**Your goal:** Print every line of the listing exactly, please.

-=-=-=-=-

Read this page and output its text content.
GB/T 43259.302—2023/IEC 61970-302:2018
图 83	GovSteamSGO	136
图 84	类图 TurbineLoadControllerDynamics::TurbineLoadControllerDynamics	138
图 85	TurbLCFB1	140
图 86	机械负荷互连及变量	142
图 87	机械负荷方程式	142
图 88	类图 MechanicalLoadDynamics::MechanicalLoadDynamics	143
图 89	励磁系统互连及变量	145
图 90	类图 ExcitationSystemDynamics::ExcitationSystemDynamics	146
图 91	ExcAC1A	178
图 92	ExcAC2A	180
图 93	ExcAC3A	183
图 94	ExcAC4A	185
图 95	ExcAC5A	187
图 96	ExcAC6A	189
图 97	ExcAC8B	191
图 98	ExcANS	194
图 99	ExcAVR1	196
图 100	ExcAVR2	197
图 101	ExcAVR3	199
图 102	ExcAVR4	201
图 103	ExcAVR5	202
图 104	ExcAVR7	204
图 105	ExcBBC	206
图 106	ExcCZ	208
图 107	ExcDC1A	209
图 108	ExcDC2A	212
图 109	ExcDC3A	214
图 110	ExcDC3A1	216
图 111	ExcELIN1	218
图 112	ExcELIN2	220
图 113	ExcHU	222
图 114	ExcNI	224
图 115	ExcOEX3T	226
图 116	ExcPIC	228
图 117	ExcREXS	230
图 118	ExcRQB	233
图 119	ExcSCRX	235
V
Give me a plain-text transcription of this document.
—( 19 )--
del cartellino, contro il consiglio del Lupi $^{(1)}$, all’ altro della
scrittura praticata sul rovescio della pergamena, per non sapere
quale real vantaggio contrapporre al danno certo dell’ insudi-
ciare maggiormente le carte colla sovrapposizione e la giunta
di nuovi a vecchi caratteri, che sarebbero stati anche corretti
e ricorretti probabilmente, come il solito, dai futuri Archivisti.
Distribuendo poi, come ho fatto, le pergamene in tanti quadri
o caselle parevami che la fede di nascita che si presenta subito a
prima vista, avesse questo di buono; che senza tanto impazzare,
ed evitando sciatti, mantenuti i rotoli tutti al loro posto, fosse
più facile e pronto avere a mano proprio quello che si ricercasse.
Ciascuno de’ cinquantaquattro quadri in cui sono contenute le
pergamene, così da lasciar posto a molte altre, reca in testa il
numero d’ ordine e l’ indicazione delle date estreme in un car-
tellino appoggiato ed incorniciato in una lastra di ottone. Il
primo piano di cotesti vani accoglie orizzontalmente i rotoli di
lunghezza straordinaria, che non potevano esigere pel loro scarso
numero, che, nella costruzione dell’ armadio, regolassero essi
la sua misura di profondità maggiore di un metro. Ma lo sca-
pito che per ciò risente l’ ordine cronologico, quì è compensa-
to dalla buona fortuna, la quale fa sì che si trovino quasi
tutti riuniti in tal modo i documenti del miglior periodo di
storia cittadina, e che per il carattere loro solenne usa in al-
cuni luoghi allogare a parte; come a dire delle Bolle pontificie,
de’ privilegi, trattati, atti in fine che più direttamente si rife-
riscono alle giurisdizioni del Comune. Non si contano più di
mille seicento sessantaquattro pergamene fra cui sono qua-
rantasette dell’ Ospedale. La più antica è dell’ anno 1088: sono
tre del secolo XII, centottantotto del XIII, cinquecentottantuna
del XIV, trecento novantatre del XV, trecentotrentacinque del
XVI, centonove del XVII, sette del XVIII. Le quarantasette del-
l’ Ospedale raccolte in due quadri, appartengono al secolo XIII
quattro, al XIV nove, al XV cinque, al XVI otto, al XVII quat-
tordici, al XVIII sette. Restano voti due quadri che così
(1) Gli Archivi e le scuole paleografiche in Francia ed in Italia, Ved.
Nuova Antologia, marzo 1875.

-=-=-=-=-

**Solution to this task:**
Read this page and output its text content.
GB/T 43259.302—2023/IEC 61970-302:2018
图 83	GovSteamSGO	136
图 84	类图 TurbineLoadControllerDynamics::TurbineLoadControllerDynamics	138
图 85	TurbLCFB1	140
图 86	机械负荷互连及变量	142
图 87	机械负荷方程式	142
图 88	类图 MechanicalLoadDynamics::MechanicalLoadDynamics	143
图 89	励磁系统互连及变量	145
图 90	类图 ExcitationSystemDynamics::ExcitationSystemDynamics	146
图 91	ExcAC1A	178
图 92	ExcAC2A	180
图 93	ExcAC3A	183
图 94	ExcAC4A	185
图 95	ExcAC5A	187
图 96	ExcAC6A	189
图 97	ExcAC8B	191
图 98	ExcANS	194
图 99	ExcAVR1	196
图 100	ExcAVR2	197
图 101	ExcAVR3	199
图 102	ExcAVR4	201
图 103	ExcAVR5	202
图 104	ExcAVR7	204
图 105	ExcBBC	206
图 106	ExcCZ	208
图 107	ExcDC1A	209
图 108	ExcDC2A	212
图 109	ExcDC3A	214
图 110	ExcDC3A1	216
图 111	ExcELIN1	218
图 112	ExcELIN2	220
图 113	ExcHU	222
图 114	ExcNI	224
图 115	ExcOEX3T	226
图 116	ExcPIC	228
图 117	ExcREXS	230
图 118	ExcRQB	233
图 119	ExcSCRX	235
V
Give me a plain-text transcription of this document.
—( 19 )--
del cartellino, contro il consiglio del Lupi $^{(1)}$, all’ altro della
scrittura praticata sul rovescio della pergamena, per non sapere
quale real vantaggio contrapporre al danno certo dell’ insudi-
ciare maggiormente le carte colla sovrapposizione e la giunta
di nuovi a vecchi caratteri, che sarebbero stati anche corretti
e ricorretti probabilmente, come il solito, dai futuri Archivisti.
Distribuendo poi, come ho fatto, le pergamene in tanti quadri
o caselle parevami che la fede di nascita che si presenta subito a
prima vista, avesse questo di buono; che senza tanto impazzare,
ed evitando sciatti, mantenuti i rotoli tutti al loro posto, fosse
più facile e pronto avere a mano proprio quello che si ricercasse.
Ciascuno de’ cinquantaquattro quadri in cui sono contenute le
pergamene, così da lasciar posto a molte altre, reca in testa il
numero d’ ordine e l’ indicazione delle date estreme in un car-
tellino appoggiato ed incorniciato in una lastra di ottone. Il
primo piano di cotesti vani accoglie orizzontalmente i rotoli di
lunghezza straordinaria, che non potevano esigere pel loro scarso
numero, che, nella costruzione dell’ armadio, regolassero essi
la sua misura di profondità maggiore di un metro. Ma lo sca-
pito che per ciò risente l’ ordine cronologico, quì è compensa-
to dalla buona fortuna, la quale fa sì che si trovino quasi
tutti riuniti in tal modo i documenti del miglior periodo di
storia cittadina, e che per il carattere loro solenne usa in al-
cuni luoghi allogare a parte; come a dire delle Bolle pontificie,
de’ privilegi, trattati, atti in fine che più direttamente si rife-
riscono alle giurisdizioni del Comune. Non si contano più di
mille seicento sessantaquattro pergamene fra cui sono qua-
rantasette dell’ Ospedale. La più antica è dell’ anno 1088: sono
tre del secolo XII, centottantotto del XIII, cinquecentottantuna
del XIV, trecento novantatre del XV, trecentotrentacinque del
XVI, centonove del XVII, sette del XVIII. Le quarantasette del-
l’ Ospedale raccolte in due quadri, appartengono al secolo XIII
quattro, al XIV nove, al XV cinque, al XVI otto, al XVII quat-
tordici, al XVIII sette. Restano voti due quadri che così
(1) Gli Archivi e le scuole paleografiche in Francia ed in Italia, Ved.
Nuova Antologia, marzo 1875.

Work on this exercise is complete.